Dataset entries:
────────────────
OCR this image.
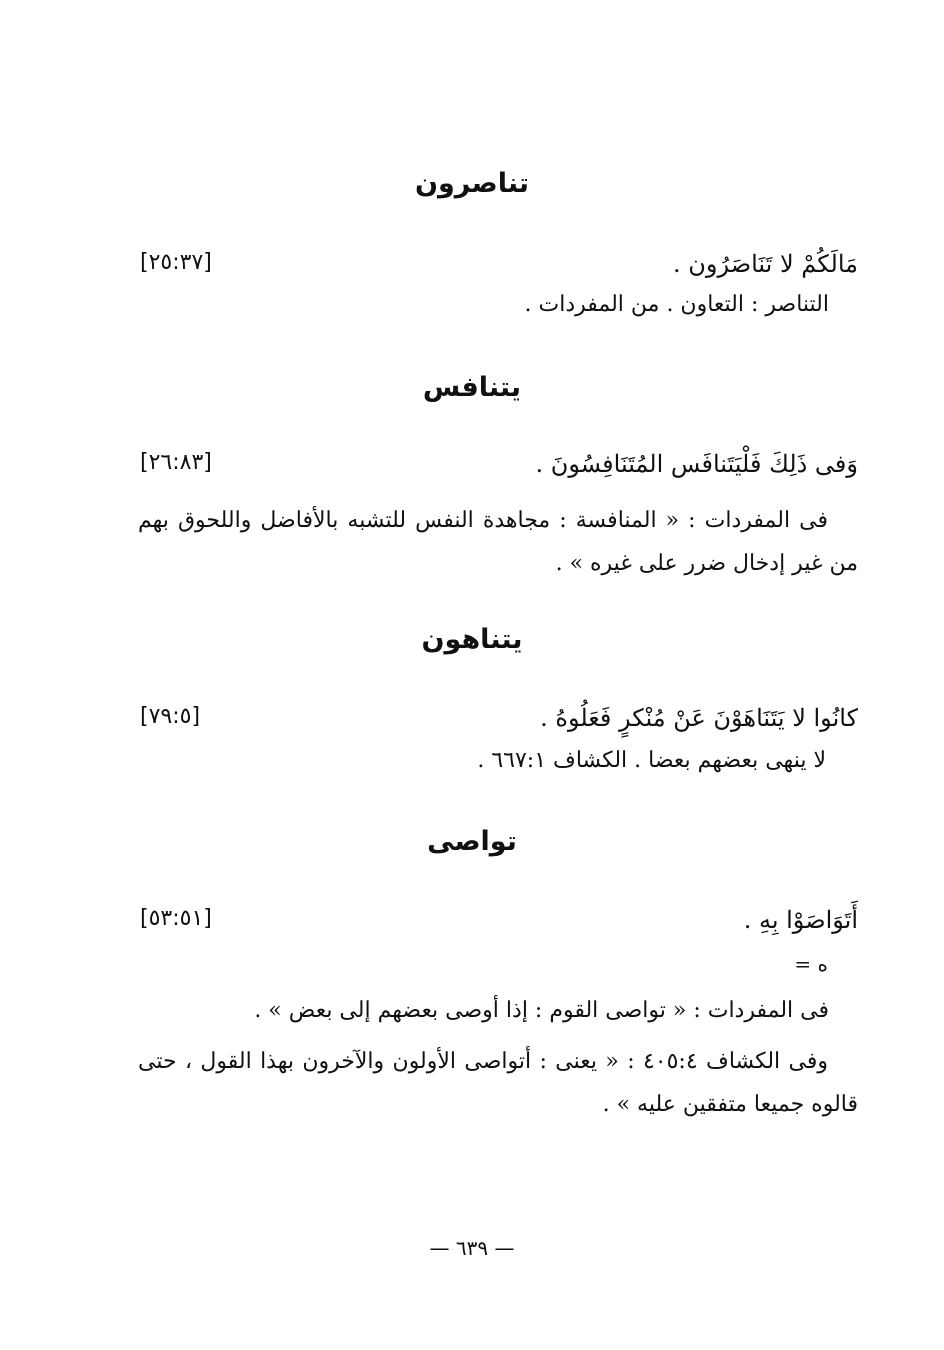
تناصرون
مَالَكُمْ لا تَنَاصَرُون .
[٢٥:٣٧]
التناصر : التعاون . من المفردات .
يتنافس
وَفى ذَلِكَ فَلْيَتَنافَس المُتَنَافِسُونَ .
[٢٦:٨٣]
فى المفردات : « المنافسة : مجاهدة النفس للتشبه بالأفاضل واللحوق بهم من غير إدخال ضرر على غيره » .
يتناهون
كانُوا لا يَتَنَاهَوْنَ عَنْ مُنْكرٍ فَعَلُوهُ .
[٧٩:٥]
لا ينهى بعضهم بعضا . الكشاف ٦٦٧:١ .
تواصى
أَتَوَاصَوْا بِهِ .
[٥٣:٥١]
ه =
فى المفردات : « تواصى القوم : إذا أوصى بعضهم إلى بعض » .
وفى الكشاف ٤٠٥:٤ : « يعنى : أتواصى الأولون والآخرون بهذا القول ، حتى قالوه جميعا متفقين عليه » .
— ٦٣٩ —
────────────────
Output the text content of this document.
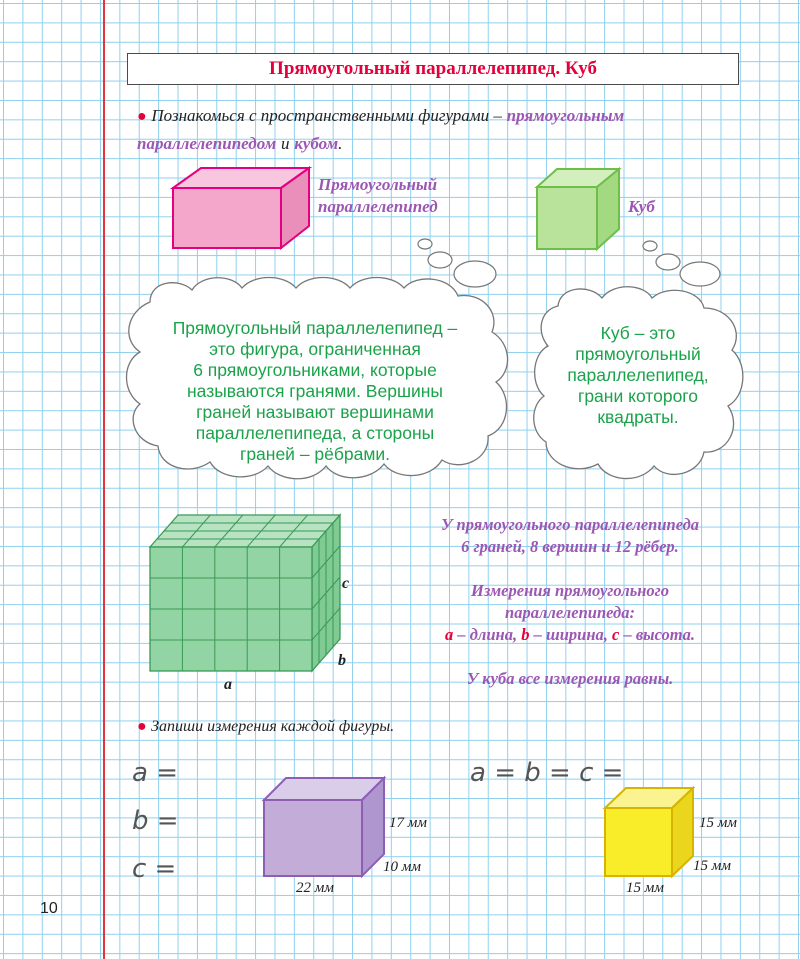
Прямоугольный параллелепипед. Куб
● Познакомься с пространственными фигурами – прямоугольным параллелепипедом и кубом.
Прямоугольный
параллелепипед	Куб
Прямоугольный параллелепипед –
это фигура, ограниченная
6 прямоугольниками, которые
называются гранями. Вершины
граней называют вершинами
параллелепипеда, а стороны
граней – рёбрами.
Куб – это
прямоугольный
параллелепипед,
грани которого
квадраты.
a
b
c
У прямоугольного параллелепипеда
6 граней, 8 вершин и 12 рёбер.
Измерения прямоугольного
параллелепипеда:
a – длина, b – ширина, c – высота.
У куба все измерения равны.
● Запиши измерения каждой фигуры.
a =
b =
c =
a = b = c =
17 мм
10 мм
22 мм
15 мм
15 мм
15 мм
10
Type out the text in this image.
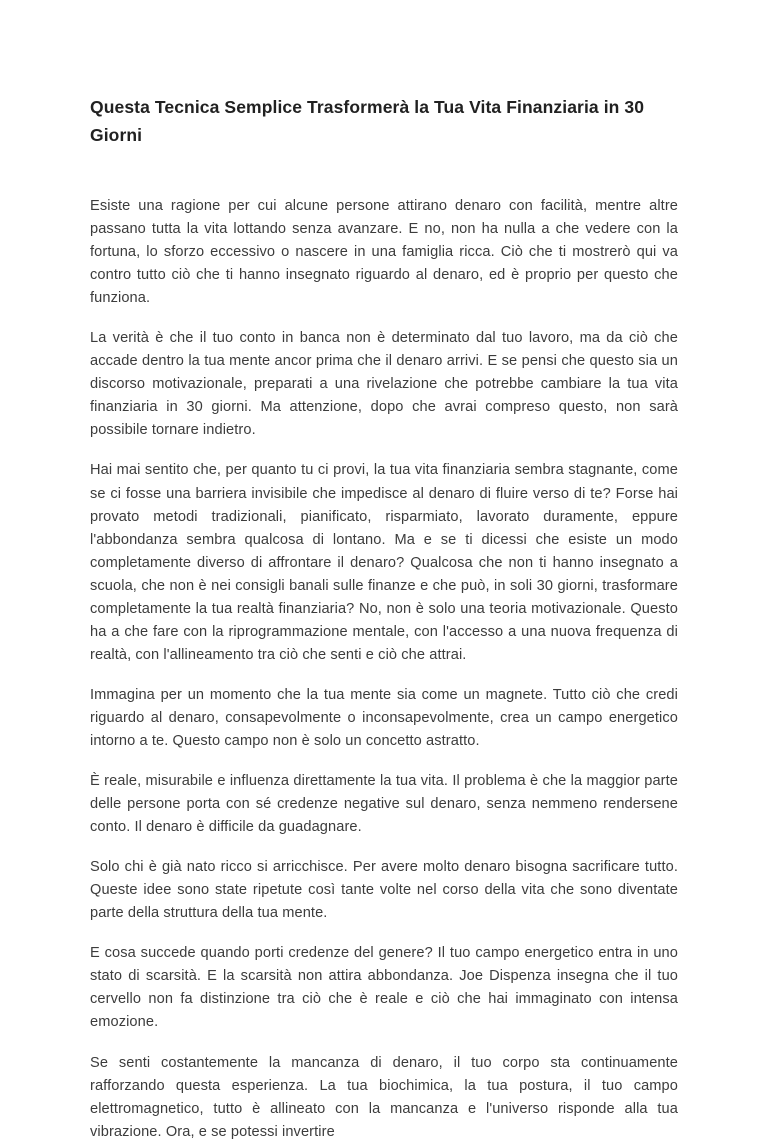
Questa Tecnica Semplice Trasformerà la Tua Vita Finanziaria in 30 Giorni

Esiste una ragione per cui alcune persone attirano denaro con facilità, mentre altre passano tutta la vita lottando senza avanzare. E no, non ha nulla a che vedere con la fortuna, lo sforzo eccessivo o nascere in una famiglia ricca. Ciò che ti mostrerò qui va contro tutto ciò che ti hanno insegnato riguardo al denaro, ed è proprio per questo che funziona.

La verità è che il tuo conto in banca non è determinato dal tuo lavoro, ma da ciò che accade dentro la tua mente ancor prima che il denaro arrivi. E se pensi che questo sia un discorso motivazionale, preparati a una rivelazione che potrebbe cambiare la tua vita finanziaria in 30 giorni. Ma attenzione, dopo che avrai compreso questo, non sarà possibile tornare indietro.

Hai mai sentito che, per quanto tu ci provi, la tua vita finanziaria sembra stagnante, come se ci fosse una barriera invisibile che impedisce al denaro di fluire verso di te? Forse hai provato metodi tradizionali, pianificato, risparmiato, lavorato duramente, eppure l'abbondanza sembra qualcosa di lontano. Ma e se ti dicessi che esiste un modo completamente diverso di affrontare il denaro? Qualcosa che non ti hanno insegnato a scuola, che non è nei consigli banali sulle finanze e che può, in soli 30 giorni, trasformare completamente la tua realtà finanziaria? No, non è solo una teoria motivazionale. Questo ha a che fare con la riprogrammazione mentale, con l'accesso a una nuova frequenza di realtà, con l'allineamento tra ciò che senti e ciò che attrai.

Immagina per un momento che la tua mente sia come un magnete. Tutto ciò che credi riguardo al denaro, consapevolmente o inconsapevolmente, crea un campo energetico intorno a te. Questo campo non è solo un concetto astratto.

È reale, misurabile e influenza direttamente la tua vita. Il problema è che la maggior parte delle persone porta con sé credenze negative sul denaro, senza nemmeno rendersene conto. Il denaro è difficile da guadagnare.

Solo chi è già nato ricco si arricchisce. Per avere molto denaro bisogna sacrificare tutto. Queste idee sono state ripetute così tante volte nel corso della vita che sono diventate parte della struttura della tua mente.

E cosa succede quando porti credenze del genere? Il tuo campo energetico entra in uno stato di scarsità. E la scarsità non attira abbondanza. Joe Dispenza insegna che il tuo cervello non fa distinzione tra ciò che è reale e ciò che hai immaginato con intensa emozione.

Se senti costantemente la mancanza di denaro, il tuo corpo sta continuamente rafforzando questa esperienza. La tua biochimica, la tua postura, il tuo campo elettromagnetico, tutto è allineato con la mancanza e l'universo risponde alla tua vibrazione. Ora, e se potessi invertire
────────────────
§ INSTRUCTIONS TO FOLLOW: Display every line of the listing that contains the string "this".

§ WRITTEN ANSWER:
OCR this image.
Output the text content of this document.
Type out the text in this image.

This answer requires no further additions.